-- Exercise prompt --
Locate every line in the records below that holds the word "business" and return each one.

[Collected data]
## START
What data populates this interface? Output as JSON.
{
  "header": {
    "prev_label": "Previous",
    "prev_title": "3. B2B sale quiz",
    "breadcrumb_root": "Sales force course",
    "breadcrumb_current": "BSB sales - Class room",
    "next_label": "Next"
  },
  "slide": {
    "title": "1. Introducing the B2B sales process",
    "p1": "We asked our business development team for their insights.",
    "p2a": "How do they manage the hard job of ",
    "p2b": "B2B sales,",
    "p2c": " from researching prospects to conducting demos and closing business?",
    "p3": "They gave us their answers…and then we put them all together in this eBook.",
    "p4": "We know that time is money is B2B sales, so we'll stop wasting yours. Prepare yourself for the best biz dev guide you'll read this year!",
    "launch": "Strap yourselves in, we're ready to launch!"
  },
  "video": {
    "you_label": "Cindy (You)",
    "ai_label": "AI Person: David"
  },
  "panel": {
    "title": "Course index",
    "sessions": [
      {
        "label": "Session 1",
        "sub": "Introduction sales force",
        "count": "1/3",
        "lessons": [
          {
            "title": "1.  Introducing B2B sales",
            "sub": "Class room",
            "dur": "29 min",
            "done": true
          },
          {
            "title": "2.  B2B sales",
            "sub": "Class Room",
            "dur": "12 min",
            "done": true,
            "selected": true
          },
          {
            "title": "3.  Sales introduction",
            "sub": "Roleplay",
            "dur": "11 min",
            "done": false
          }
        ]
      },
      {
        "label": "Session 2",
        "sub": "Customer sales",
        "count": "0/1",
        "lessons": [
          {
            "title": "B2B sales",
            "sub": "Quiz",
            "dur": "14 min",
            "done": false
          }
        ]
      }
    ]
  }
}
## END
## START
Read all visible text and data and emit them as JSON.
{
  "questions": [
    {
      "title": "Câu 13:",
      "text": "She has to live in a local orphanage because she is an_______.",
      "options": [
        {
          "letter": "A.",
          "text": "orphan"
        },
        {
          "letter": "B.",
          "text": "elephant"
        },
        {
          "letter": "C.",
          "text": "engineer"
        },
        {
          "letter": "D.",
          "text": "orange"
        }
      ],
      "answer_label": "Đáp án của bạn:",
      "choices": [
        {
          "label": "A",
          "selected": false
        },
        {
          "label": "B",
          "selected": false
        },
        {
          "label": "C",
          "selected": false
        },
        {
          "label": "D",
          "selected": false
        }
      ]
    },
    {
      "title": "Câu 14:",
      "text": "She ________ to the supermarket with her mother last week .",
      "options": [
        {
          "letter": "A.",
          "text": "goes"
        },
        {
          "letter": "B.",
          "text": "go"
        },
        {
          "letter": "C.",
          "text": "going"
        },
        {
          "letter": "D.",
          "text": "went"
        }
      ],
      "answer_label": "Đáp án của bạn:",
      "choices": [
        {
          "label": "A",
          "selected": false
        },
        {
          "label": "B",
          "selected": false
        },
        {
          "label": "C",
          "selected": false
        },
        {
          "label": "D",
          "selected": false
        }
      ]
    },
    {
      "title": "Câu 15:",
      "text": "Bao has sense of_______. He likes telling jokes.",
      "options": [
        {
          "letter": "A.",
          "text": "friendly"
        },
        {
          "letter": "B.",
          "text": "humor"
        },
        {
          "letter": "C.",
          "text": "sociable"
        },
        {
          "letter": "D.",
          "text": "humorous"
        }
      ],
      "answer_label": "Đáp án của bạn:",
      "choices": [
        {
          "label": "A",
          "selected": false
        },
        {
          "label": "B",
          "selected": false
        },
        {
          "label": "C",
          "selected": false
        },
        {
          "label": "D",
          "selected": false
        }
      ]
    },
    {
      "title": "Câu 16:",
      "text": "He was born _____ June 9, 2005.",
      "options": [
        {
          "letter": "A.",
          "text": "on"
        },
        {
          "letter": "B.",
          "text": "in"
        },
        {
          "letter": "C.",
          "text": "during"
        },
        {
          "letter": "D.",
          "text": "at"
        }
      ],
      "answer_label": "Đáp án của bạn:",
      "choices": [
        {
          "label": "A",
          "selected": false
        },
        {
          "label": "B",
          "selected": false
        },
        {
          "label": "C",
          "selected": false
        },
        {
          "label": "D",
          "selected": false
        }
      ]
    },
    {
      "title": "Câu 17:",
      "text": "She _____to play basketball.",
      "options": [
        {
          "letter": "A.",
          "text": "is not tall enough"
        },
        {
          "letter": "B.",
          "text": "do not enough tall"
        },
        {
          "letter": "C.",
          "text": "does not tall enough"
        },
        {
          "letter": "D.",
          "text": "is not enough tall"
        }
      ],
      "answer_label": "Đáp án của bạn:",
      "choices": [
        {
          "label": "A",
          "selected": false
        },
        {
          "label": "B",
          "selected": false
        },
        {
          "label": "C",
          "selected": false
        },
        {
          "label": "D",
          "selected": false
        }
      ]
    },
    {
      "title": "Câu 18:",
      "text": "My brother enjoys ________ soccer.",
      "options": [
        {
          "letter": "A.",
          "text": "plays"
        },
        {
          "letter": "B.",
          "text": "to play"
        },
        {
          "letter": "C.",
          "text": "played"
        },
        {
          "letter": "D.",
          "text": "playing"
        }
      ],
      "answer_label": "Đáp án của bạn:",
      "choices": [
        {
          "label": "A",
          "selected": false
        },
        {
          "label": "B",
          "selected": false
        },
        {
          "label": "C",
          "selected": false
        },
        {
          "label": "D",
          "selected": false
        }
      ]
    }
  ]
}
## END
-- Full response --
    "p1": "We asked our business development team for their insights.",
    "p2c": " from researching prospects to conducting demos and closing business?",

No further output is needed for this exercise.